> Cosa fare:
(a) Dal testo sull'Intelligenza Artificiale ricopia tutto quello che va da "Viviamo immersi nella" giù fino a "produttività e utili?".
(b) Riassumi in due frasi il testo sull'Intelligenza Artificiale.

> Testo fornito:
▼

L’Intelligenza Artificiale non sta mantenendo le promesse (per ora)
La narrativa epica contro la realtà economica
C’è qualcosa che non torna.
Viviamo immersi nella narrativa secondo cui l’Intelligenza Artificiale starebbe riscrivendo le regole dell’economia globale. Una rivoluzione paragonabile all’elettricità, alla stampa, a Internet. Eppure, se togliamo la retorica e guardiamo i fondamentali, il quadro è meno epico di quanto venga raccontato.
Le grandi piattaforme tecnologiche — da Microsoft a Google, passando per Meta e Amazon — stanno investendo cifre che non hanno precedenti in tempo di pace digitale. Data center, chip, energia, acquisizioni, modelli sempre più grandi. Una corsa agli armamenti computazionali. Una gara a chi costruisce il cervello artificiale più potente.
Ma la domanda, brutale, è una sola: questi investimenti stanno generando un aumento proporzionato di produttività e utili?

▲

> Dati da analizzare:
▼

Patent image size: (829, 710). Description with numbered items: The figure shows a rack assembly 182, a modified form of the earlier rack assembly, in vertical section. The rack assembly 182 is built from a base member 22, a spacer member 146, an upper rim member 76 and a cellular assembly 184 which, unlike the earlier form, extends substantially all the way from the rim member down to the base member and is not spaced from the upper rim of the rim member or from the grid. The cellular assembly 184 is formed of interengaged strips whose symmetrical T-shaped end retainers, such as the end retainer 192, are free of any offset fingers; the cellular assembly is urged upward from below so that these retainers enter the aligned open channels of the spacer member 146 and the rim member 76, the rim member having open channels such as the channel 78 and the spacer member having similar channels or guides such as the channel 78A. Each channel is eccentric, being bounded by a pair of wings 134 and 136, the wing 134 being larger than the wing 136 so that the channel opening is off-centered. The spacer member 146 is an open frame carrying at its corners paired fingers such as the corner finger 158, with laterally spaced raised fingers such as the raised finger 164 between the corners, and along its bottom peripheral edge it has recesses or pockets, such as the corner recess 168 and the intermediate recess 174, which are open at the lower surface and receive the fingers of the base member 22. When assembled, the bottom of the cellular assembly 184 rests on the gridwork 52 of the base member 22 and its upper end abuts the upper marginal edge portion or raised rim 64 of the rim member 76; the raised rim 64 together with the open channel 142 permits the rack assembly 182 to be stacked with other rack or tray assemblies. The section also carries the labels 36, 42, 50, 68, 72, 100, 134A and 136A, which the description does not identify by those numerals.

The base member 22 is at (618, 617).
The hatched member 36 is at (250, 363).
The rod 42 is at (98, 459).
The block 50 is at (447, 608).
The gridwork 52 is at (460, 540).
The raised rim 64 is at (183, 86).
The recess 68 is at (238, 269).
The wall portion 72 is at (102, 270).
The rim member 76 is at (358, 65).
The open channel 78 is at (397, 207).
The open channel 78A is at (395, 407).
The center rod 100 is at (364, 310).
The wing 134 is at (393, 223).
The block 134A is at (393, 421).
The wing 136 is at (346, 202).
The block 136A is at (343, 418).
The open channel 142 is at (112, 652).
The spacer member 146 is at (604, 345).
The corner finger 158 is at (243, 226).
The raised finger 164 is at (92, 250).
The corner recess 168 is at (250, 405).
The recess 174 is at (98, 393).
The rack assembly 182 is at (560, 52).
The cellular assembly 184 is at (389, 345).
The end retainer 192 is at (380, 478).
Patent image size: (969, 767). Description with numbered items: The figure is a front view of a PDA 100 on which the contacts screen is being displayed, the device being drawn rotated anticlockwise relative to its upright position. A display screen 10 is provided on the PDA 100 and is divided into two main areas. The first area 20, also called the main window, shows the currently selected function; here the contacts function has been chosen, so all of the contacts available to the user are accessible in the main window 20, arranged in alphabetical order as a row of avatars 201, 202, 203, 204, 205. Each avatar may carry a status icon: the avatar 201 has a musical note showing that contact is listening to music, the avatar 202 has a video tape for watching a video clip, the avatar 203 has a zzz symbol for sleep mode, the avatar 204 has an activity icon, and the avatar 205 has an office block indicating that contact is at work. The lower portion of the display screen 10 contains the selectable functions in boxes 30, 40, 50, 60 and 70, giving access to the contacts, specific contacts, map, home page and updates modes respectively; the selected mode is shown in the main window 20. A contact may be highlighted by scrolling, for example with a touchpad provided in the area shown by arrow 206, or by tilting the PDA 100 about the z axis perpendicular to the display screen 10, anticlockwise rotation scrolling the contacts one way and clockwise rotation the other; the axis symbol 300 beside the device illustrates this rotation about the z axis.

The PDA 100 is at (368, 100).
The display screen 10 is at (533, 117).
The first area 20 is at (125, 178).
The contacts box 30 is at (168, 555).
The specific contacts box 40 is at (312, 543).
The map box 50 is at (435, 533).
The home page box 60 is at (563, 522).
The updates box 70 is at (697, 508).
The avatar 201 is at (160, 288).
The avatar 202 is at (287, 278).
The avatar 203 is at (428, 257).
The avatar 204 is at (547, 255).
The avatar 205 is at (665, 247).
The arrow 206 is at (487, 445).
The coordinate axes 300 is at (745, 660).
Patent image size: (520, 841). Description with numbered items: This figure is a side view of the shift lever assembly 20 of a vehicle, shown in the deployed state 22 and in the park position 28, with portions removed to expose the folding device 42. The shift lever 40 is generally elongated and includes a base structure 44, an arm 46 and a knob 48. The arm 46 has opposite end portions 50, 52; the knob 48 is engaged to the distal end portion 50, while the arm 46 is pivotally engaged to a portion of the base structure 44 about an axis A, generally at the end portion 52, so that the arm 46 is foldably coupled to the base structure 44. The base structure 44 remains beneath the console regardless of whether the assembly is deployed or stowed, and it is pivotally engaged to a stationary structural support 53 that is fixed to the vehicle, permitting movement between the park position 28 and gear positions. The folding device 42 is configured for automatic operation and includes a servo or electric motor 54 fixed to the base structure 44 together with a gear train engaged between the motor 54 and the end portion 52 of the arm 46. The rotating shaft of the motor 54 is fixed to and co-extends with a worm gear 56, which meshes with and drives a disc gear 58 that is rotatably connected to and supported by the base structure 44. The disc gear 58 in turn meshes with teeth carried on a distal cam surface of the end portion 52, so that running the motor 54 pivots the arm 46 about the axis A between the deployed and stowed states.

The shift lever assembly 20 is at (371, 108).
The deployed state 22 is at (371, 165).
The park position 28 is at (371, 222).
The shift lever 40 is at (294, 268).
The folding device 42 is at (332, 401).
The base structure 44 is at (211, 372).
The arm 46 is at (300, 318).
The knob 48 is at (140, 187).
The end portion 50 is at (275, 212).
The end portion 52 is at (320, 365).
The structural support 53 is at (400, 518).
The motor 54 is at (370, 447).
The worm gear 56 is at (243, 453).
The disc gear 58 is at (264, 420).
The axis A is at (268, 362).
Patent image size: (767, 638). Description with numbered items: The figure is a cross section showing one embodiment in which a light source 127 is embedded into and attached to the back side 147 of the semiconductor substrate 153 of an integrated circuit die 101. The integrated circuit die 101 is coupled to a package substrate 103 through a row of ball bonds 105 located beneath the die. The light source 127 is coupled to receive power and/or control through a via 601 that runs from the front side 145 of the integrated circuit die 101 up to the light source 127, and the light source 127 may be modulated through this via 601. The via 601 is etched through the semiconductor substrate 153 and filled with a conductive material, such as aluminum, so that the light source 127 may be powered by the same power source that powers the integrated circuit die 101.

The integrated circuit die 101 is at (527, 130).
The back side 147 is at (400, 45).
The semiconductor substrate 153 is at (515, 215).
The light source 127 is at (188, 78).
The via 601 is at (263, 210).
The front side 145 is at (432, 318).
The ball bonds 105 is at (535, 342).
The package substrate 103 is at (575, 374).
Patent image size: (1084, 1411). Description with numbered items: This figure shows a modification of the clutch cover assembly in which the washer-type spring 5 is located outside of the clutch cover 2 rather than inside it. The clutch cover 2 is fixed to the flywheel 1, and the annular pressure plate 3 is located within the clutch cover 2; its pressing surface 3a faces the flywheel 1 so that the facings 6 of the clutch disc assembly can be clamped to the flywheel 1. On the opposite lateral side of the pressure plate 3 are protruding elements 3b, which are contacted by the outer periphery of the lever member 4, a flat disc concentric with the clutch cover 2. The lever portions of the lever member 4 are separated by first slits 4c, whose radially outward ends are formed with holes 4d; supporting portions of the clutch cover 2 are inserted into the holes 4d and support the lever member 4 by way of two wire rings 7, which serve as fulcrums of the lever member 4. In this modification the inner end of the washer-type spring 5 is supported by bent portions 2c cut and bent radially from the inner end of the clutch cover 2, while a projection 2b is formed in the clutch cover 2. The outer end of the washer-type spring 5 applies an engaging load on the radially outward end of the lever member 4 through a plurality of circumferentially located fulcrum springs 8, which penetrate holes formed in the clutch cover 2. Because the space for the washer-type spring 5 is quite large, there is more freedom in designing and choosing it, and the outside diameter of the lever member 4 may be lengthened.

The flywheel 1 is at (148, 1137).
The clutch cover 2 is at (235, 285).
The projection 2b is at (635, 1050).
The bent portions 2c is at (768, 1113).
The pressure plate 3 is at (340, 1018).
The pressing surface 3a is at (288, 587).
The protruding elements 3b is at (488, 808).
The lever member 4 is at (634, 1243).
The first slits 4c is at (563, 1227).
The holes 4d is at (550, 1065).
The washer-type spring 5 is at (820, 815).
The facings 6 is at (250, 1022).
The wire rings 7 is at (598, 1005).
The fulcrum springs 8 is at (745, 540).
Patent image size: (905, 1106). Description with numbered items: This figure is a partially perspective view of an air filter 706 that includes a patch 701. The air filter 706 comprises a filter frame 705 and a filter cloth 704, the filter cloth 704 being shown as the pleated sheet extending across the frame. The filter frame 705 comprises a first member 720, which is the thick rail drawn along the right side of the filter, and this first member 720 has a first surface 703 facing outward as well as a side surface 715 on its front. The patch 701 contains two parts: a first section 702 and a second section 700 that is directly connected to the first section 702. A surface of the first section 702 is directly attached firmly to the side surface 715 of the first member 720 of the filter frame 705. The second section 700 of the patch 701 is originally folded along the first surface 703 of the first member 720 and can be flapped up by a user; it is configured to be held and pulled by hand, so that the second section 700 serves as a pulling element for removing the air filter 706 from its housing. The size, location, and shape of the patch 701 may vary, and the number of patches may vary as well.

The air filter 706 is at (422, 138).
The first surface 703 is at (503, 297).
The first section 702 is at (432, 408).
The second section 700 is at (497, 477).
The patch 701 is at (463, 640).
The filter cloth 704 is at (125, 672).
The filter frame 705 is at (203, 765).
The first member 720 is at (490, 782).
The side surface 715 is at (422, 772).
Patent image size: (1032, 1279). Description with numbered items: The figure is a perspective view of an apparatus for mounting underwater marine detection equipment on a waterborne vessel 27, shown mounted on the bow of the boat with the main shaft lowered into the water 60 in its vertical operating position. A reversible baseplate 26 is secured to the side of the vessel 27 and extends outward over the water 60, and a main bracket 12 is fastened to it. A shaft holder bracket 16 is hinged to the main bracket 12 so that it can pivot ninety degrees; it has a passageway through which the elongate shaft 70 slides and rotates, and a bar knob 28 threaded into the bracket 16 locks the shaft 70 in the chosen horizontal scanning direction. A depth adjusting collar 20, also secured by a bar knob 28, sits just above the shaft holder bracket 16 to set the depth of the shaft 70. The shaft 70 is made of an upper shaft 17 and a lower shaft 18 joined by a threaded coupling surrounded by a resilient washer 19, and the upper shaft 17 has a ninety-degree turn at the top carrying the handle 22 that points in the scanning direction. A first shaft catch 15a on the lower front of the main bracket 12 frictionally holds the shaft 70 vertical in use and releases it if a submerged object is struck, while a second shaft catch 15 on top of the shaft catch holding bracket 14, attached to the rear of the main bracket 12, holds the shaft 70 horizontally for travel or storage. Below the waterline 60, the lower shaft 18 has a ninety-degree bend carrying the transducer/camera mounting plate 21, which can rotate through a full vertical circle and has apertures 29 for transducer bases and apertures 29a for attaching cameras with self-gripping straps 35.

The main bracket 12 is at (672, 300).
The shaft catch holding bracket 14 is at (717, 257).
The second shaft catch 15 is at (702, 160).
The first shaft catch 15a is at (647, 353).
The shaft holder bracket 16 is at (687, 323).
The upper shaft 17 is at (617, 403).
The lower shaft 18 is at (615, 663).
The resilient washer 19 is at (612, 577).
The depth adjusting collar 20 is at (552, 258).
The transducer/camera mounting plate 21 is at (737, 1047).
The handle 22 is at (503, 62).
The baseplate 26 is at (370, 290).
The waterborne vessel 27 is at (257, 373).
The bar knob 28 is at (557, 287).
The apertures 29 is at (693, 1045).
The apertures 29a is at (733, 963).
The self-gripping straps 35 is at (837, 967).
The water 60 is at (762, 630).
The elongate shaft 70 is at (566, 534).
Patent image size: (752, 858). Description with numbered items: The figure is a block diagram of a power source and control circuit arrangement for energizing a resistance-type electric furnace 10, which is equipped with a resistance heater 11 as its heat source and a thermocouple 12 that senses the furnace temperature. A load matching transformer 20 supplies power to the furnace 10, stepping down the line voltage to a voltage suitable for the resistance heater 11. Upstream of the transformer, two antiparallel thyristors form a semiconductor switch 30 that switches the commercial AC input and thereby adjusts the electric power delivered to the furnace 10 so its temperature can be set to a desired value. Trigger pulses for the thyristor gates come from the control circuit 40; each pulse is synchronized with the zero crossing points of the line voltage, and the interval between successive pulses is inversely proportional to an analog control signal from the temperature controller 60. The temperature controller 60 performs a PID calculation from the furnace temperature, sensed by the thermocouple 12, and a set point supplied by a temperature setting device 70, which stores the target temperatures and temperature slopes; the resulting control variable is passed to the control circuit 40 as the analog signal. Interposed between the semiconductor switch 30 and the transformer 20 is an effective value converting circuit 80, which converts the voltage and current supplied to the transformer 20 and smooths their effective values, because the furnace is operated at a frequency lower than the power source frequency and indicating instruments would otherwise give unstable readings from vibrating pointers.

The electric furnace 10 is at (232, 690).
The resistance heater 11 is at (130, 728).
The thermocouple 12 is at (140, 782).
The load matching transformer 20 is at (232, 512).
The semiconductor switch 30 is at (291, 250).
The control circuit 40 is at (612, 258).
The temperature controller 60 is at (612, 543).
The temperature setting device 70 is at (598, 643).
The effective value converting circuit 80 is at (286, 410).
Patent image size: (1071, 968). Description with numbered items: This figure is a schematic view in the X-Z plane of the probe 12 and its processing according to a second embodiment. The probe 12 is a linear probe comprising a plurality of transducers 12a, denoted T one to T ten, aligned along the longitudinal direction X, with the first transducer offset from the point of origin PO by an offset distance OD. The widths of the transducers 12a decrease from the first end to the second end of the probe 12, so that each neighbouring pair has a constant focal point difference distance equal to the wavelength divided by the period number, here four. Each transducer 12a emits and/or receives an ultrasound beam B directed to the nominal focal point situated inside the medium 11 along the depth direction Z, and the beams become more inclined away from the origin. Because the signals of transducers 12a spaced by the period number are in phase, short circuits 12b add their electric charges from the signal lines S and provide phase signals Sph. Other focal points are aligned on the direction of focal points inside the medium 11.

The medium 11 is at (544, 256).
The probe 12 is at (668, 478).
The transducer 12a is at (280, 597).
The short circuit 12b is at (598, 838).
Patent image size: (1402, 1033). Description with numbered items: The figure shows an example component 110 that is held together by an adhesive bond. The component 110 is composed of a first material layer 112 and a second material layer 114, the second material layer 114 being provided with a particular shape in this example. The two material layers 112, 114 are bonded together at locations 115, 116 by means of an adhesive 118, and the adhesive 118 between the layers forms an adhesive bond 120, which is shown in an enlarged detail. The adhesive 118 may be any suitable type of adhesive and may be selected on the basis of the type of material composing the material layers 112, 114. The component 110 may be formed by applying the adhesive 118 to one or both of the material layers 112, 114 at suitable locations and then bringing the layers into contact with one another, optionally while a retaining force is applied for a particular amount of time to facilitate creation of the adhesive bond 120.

▲

> Le risposte:
(a)
Viviamo immersi nella narrativa secondo cui l’Intelligenza Artificiale starebbe riscrivendo le regole dell’economia globale. Una rivoluzione paragonabile all’elettricità, alla stampa, a Internet. Eppure, se togliamo la retorica e guardiamo i fondamentali, il quadro è meno epico di quanto venga raccontato.
Le grandi piattaforme tecnologiche — da Microsoft a Google, passando per Meta e Amazon — stanno investendo cifre che non hanno precedenti in tempo di pace digitale. Data center, chip, energia, acquisizioni, modelli sempre più grandi. Una corsa agli armamenti computazionali. Una gara a chi costruisce il cervello artificiale più potente.
Ma la domanda, brutale, è una sola: questi investimenti stanno generando un aumento proporzionato di produttività e utili?

(b) Secondo il testo, l'Intelligenza Artificiale viene raccontata come una rivoluzione paragonabile all'elettricità, alla stampa e a Internet, ma guardando i fondamentali il quadro è meno epico. Le grandi piattaforme tecnologiche stanno investendo cifre senza precedenti in data center, chip, energia, acquisizioni e modelli sempre più grandi, e resta da capire se questi investimenti stiano generando un aumento proporzionato di produttività e utili.